Data entries for graphics:
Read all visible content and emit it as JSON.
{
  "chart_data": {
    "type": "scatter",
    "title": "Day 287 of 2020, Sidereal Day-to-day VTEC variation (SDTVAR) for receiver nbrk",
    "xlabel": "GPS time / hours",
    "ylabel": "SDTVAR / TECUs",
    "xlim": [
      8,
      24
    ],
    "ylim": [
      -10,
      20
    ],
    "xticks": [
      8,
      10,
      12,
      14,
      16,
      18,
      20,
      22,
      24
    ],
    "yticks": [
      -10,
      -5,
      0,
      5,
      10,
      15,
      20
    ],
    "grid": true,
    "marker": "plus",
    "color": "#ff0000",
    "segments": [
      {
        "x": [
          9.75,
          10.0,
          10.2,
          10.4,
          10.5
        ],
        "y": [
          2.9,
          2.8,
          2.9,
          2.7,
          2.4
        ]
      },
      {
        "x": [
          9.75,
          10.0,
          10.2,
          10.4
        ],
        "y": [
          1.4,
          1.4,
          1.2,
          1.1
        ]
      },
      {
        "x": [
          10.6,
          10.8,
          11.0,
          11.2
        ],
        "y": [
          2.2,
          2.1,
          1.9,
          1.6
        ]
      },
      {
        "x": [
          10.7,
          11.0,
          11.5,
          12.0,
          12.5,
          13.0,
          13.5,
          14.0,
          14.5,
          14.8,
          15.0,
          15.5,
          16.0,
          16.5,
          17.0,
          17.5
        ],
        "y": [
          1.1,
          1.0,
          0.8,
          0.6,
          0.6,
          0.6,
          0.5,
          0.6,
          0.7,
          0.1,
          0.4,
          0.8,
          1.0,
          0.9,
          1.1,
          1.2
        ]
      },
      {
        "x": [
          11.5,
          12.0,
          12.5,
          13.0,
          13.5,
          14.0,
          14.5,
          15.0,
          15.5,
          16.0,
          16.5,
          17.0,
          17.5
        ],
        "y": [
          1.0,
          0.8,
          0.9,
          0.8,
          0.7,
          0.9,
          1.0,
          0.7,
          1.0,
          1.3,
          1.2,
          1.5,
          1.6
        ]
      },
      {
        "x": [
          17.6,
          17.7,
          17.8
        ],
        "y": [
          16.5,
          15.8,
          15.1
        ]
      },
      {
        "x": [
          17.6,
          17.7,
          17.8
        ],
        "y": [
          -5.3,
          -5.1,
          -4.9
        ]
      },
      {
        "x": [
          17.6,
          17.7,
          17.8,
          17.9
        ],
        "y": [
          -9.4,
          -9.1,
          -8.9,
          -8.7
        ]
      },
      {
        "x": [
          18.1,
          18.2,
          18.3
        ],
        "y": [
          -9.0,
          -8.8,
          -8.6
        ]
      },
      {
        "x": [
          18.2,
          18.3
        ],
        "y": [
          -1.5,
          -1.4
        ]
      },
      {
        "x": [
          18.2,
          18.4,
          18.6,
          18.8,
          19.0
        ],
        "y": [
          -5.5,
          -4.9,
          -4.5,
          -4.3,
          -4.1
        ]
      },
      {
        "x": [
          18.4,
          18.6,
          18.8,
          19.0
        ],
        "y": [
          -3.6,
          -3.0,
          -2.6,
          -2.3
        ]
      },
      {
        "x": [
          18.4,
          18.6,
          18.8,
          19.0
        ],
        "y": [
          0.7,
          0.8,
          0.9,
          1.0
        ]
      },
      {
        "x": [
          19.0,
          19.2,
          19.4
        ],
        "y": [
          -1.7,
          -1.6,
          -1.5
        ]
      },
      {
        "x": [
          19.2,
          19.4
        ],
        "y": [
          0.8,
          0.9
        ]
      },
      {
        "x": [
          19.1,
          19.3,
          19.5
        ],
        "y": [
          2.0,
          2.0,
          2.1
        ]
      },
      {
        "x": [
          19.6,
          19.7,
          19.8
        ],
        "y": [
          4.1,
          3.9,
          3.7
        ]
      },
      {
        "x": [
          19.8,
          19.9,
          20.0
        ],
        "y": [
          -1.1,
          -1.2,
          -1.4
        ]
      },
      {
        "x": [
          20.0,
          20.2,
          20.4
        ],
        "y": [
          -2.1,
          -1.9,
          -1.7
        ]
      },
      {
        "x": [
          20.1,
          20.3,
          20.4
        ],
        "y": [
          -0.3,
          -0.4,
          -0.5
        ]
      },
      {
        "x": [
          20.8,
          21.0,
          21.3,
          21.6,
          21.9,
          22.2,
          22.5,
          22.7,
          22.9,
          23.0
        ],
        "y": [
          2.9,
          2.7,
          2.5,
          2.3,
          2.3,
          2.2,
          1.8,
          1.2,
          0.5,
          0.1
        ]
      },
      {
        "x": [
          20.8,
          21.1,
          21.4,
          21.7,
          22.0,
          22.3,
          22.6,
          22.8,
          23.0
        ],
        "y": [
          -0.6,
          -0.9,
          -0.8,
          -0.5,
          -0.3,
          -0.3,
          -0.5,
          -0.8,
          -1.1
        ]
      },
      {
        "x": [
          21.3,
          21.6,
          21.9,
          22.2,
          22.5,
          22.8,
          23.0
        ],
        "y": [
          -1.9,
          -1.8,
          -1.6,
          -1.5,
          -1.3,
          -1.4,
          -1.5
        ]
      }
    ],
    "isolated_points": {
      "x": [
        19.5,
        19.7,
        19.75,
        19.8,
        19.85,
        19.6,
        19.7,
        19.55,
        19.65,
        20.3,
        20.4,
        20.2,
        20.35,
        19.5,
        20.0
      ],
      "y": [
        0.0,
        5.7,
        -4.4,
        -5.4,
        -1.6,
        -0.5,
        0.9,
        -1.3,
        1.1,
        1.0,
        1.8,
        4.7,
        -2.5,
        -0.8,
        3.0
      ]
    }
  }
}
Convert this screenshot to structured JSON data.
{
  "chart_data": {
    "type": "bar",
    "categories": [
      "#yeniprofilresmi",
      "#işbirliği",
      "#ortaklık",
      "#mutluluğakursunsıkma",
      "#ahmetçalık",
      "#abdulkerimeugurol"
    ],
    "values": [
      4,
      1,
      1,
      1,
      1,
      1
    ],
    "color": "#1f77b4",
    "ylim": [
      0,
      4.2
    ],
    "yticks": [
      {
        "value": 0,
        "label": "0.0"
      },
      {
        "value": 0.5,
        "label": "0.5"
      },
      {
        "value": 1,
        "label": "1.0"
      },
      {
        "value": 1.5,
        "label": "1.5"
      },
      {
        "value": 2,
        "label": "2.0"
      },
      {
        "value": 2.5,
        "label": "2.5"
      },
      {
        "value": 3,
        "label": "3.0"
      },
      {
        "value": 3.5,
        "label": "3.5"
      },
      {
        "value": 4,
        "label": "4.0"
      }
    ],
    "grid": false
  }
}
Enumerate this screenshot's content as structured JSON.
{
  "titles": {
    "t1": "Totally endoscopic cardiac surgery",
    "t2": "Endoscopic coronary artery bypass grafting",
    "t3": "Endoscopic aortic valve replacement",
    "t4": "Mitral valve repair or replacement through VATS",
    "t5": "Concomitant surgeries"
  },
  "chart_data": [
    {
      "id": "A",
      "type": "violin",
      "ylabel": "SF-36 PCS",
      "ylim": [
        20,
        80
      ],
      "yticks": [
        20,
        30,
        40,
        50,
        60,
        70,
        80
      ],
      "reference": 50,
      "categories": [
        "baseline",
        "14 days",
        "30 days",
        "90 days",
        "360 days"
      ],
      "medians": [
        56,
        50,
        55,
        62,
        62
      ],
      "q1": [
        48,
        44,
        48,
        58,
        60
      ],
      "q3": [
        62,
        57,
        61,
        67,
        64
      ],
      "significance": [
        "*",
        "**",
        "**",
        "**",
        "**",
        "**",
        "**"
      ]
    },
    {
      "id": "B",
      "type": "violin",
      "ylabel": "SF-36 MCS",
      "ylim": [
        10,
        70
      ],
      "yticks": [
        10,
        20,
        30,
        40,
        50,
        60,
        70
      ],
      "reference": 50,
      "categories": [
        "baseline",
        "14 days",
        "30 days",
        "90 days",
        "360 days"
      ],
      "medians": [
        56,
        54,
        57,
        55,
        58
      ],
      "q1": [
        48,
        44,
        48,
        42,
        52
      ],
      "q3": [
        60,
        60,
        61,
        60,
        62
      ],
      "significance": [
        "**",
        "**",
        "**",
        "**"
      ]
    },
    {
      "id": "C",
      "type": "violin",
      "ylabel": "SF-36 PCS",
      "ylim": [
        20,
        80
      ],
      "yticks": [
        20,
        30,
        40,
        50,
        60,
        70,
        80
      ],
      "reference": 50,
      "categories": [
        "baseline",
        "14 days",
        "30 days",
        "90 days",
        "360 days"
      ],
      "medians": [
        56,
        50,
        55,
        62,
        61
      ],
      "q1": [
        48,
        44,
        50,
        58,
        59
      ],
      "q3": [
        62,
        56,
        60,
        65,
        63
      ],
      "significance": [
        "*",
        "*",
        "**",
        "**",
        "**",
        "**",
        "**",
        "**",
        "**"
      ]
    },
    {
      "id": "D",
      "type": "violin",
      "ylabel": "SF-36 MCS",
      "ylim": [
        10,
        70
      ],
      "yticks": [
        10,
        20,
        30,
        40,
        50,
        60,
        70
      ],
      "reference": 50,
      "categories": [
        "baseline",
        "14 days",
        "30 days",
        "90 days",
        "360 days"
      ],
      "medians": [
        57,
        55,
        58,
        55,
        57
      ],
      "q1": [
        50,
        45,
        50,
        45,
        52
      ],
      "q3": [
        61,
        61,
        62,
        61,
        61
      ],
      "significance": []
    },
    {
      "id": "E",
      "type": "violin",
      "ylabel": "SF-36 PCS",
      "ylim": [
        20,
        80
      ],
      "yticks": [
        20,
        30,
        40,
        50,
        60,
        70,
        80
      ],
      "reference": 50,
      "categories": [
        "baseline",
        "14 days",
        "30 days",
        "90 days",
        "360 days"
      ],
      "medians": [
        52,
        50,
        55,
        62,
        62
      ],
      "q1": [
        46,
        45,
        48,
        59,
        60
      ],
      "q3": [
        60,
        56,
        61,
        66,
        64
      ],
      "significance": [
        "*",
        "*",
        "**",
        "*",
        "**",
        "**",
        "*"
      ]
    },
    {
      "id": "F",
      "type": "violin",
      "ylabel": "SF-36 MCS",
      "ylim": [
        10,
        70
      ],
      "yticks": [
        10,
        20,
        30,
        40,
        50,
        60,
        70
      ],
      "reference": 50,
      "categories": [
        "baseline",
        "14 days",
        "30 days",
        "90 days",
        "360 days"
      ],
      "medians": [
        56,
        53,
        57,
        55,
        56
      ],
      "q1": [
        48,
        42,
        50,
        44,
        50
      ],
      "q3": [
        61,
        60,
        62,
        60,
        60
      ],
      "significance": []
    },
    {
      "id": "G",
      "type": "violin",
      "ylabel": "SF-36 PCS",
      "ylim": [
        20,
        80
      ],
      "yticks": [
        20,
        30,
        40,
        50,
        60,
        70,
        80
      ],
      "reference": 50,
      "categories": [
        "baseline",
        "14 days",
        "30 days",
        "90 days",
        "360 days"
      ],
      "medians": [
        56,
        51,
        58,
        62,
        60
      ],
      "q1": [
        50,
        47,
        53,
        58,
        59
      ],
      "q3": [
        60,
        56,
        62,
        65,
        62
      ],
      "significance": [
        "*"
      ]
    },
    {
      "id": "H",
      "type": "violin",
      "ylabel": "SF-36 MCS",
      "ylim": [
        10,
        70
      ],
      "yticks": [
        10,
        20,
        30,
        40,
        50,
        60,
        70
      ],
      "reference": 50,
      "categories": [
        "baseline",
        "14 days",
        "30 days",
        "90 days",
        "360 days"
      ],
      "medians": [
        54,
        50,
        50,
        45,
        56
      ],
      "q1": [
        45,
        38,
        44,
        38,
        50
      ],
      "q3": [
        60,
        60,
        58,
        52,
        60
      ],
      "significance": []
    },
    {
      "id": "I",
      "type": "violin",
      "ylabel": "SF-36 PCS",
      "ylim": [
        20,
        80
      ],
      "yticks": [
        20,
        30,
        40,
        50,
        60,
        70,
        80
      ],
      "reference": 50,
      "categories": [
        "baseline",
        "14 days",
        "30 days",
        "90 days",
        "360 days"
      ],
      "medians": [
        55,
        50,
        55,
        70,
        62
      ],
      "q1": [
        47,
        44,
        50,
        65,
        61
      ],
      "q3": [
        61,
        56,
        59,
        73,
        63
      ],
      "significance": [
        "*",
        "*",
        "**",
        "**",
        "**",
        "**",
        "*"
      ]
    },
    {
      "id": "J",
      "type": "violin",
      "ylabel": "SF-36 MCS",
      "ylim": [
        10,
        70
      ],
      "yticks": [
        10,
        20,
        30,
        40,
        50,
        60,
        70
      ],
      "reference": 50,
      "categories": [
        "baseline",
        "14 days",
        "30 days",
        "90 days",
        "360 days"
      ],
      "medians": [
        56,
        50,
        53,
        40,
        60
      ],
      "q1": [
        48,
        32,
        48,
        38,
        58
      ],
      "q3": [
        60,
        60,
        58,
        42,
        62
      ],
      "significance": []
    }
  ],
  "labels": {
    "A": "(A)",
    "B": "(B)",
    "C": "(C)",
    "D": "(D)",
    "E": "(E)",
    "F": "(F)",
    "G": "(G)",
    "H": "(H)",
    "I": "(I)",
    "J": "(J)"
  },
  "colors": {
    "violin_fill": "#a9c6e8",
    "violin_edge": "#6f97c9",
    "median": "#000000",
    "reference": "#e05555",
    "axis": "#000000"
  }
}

*WRITTEN REQUEST*
From the data above, copy each line that has the string "replacement".

*RESULT FOR THIS EXERCISE*
    "t3": "Endoscopic aortic valve replacement",
    "t4": "Mitral valve repair or replacement through VATS",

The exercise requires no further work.